• MATERIAL:

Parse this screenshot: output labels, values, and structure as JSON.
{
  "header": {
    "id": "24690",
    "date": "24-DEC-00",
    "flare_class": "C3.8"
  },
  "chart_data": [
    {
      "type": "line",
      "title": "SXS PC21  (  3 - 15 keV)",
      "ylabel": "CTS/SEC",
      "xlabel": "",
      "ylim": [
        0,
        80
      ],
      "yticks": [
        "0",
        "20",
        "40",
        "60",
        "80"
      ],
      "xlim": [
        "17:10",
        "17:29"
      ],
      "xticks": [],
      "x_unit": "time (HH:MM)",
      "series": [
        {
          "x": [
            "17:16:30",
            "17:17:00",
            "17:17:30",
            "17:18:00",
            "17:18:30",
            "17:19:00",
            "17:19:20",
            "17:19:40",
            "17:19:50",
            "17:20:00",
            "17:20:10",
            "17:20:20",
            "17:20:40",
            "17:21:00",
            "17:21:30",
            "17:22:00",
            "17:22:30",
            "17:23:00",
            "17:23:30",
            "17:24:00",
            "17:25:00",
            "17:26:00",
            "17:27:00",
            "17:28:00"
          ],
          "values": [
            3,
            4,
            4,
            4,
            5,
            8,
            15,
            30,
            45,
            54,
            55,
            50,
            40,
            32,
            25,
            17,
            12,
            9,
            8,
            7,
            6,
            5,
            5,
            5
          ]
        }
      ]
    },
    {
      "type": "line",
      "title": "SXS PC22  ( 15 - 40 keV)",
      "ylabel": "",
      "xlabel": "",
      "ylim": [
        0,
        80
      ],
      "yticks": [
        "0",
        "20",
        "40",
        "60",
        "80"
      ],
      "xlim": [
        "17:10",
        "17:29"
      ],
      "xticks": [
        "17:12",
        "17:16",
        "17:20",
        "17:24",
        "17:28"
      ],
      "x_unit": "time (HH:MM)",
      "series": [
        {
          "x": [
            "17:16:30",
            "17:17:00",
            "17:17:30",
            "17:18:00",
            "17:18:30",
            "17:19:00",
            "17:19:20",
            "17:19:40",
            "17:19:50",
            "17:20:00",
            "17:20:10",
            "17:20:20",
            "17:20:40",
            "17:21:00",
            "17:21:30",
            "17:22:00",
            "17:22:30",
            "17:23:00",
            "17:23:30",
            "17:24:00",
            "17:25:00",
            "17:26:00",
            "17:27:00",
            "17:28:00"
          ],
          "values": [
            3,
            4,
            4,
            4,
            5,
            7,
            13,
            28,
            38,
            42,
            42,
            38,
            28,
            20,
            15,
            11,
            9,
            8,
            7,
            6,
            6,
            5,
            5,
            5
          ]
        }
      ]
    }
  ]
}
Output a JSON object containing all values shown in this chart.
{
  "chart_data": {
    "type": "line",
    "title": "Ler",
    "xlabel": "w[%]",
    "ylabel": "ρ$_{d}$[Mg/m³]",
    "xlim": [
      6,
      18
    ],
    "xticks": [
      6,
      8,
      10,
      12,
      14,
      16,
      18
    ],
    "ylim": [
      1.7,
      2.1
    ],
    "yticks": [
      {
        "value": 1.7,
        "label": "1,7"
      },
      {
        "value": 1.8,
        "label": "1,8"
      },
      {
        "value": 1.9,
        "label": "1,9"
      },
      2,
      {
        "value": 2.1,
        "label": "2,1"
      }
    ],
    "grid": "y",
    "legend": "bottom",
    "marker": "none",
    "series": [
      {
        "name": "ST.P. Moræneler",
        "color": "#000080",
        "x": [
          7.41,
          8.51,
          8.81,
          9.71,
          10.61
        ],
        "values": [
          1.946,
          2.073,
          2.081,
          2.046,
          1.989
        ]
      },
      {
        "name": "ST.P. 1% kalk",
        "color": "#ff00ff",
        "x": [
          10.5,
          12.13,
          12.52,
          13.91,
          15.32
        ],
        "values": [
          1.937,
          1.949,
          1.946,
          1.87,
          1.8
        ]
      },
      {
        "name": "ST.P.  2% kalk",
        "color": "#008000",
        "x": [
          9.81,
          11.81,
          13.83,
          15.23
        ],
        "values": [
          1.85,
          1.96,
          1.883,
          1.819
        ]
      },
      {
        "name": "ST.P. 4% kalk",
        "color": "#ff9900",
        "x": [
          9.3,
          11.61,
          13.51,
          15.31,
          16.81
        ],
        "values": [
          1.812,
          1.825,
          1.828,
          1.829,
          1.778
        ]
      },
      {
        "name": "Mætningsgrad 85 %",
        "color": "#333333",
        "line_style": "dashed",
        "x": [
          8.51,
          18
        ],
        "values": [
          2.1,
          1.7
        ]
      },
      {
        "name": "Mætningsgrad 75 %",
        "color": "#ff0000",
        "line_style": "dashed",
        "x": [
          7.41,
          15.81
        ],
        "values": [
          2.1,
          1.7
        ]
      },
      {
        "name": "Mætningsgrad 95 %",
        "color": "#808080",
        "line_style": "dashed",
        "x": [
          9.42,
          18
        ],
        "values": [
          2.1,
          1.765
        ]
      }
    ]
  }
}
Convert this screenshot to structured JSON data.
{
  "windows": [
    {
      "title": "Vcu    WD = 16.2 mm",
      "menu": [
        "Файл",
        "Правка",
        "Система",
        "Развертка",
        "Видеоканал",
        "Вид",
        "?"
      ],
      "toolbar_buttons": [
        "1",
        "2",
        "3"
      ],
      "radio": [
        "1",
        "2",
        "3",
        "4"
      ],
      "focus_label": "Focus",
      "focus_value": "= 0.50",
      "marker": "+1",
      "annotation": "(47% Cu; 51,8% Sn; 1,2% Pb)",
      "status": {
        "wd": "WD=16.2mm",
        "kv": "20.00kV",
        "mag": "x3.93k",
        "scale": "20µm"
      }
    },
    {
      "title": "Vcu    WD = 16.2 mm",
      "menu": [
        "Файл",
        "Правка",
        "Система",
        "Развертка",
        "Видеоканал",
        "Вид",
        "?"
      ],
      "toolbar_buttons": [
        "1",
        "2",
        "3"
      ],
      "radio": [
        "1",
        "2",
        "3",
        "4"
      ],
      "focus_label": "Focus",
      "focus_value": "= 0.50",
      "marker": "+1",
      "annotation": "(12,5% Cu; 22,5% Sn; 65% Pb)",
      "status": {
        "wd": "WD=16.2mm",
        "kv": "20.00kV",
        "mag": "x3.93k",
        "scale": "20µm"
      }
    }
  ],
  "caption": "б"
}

• EXERCISE INSTRUCTIONS: Nothing should be changed: write out all of the data as is.

• FULL ANSWER:
Parse this screenshot: output labels, values, and structure as JSON.
{
  "header": {
    "id": "24690",
    "date": "24-DEC-00",
    "flare_class": "C3.8"
  },
  "chart_data": [
    {
      "type": "line",
      "title": "SXS PC21  (  3 - 15 keV)",
      "ylabel": "CTS/SEC",
      "xlabel": "",
      "ylim": [
        0,
        80
      ],
      "yticks": [
        "0",
        "20",
        "40",
        "60",
        "80"
      ],
      "xlim": [
        "17:10",
        "17:29"
      ],
      "xticks": [],
      "x_unit": "time (HH:MM)",
      "series": [
        {
          "x": [
            "17:16:30",
            "17:17:00",
            "17:17:30",
            "17:18:00",
            "17:18:30",
            "17:19:00",
            "17:19:20",
            "17:19:40",
            "17:19:50",
            "17:20:00",
            "17:20:10",
            "17:20:20",
            "17:20:40",
            "17:21:00",
            "17:21:30",
            "17:22:00",
            "17:22:30",
            "17:23:00",
            "17:23:30",
            "17:24:00",
            "17:25:00",
            "17:26:00",
            "17:27:00",
            "17:28:00"
          ],
          "values": [
            3,
            4,
            4,
            4,
            5,
            8,
            15,
            30,
            45,
            54,
            55,
            50,
            40,
            32,
            25,
            17,
            12,
            9,
            8,
            7,
            6,
            5,
            5,
            5
          ]
        }
      ]
    },
    {
      "type": "line",
      "title": "SXS PC22  ( 15 - 40 keV)",
      "ylabel": "",
      "xlabel": "",
      "ylim": [
        0,
        80
      ],
      "yticks": [
        "0",
        "20",
        "40",
        "60",
        "80"
      ],
      "xlim": [
        "17:10",
        "17:29"
      ],
      "xticks": [
        "17:12",
        "17:16",
        "17:20",
        "17:24",
        "17:28"
      ],
      "x_unit": "time (HH:MM)",
      "series": [
        {
          "x": [
            "17:16:30",
            "17:17:00",
            "17:17:30",
            "17:18:00",
            "17:18:30",
            "17:19:00",
            "17:19:20",
            "17:19:40",
            "17:19:50",
            "17:20:00",
            "17:20:10",
            "17:20:20",
            "17:20:40",
            "17:21:00",
            "17:21:30",
            "17:22:00",
            "17:22:30",
            "17:23:00",
            "17:23:30",
            "17:24:00",
            "17:25:00",
            "17:26:00",
            "17:27:00",
            "17:28:00"
          ],
          "values": [
            3,
            4,
            4,
            4,
            5,
            7,
            13,
            28,
            38,
            42,
            42,
            38,
            28,
            20,
            15,
            11,
            9,
            8,
            7,
            6,
            6,
            5,
            5,
            5
          ]
        }
      ]
    }
  ]
}
Output a JSON object containing all values shown in this chart.
{
  "chart_data": {
    "type": "line",
    "title": "Ler",
    "xlabel": "w[%]",
    "ylabel": "ρ$_{d}$[Mg/m³]",
    "xlim": [
      6,
      18
    ],
    "xticks": [
      6,
      8,
      10,
      12,
      14,
      16,
      18
    ],
    "ylim": [
      1.7,
      2.1
    ],
    "yticks": [
      {
        "value": 1.7,
        "label": "1,7"
      },
      {
        "value": 1.8,
        "label": "1,8"
      },
      {
        "value": 1.9,
        "label": "1,9"
      },
      2,
      {
        "value": 2.1,
        "label": "2,1"
      }
    ],
    "grid": "y",
    "legend": "bottom",
    "marker": "none",
    "series": [
      {
        "name": "ST.P. Moræneler",
        "color": "#000080",
        "x": [
          7.41,
          8.51,
          8.81,
          9.71,
          10.61
        ],
        "values": [
          1.946,
          2.073,
          2.081,
          2.046,
          1.989
        ]
      },
      {
        "name": "ST.P. 1% kalk",
        "color": "#ff00ff",
        "x": [
          10.5,
          12.13,
          12.52,
          13.91,
          15.32
        ],
        "values": [
          1.937,
          1.949,
          1.946,
          1.87,
          1.8
        ]
      },
      {
        "name": "ST.P.  2% kalk",
        "color": "#008000",
        "x": [
          9.81,
          11.81,
          13.83,
          15.23
        ],
        "values": [
          1.85,
          1.96,
          1.883,
          1.819
        ]
      },
      {
        "name": "ST.P. 4% kalk",
        "color": "#ff9900",
        "x": [
          9.3,
          11.61,
          13.51,
          15.31,
          16.81
        ],
        "values": [
          1.812,
          1.825,
          1.828,
          1.829,
          1.778
        ]
      },
      {
        "name": "Mætningsgrad 85 %",
        "color": "#333333",
        "line_style": "dashed",
        "x": [
          8.51,
          18
        ],
        "values": [
          2.1,
          1.7
        ]
      },
      {
        "name": "Mætningsgrad 75 %",
        "color": "#ff0000",
        "line_style": "dashed",
        "x": [
          7.41,
          15.81
        ],
        "values": [
          2.1,
          1.7
        ]
      },
      {
        "name": "Mætningsgrad 95 %",
        "color": "#808080",
        "line_style": "dashed",
        "x": [
          9.42,
          18
        ],
        "values": [
          2.1,
          1.765
        ]
      }
    ]
  }
}
Convert this screenshot to structured JSON data.
{
  "windows": [
    {
      "title": "Vcu    WD = 16.2 mm",
      "menu": [
        "Файл",
        "Правка",
        "Система",
        "Развертка",
        "Видеоканал",
        "Вид",
        "?"
      ],
      "toolbar_buttons": [
        "1",
        "2",
        "3"
      ],
      "radio": [
        "1",
        "2",
        "3",
        "4"
      ],
      "focus_label": "Focus",
      "focus_value": "= 0.50",
      "marker": "+1",
      "annotation": "(47% Cu; 51,8% Sn; 1,2% Pb)",
      "status": {
        "wd": "WD=16.2mm",
        "kv": "20.00kV",
        "mag": "x3.93k",
        "scale": "20µm"
      }
    },
    {
      "title": "Vcu    WD = 16.2 mm",
      "menu": [
        "Файл",
        "Правка",
        "Система",
        "Развертка",
        "Видеоканал",
        "Вид",
        "?"
      ],
      "toolbar_buttons": [
        "1",
        "2",
        "3"
      ],
      "radio": [
        "1",
        "2",
        "3",
        "4"
      ],
      "focus_label": "Focus",
      "focus_value": "= 0.50",
      "marker": "+1",
      "annotation": "(12,5% Cu; 22,5% Sn; 65% Pb)",
      "status": {
        "wd": "WD=16.2mm",
        "kv": "20.00kV",
        "mag": "x3.93k",
        "scale": "20µm"
      }
    }
  ],
  "caption": "б"
}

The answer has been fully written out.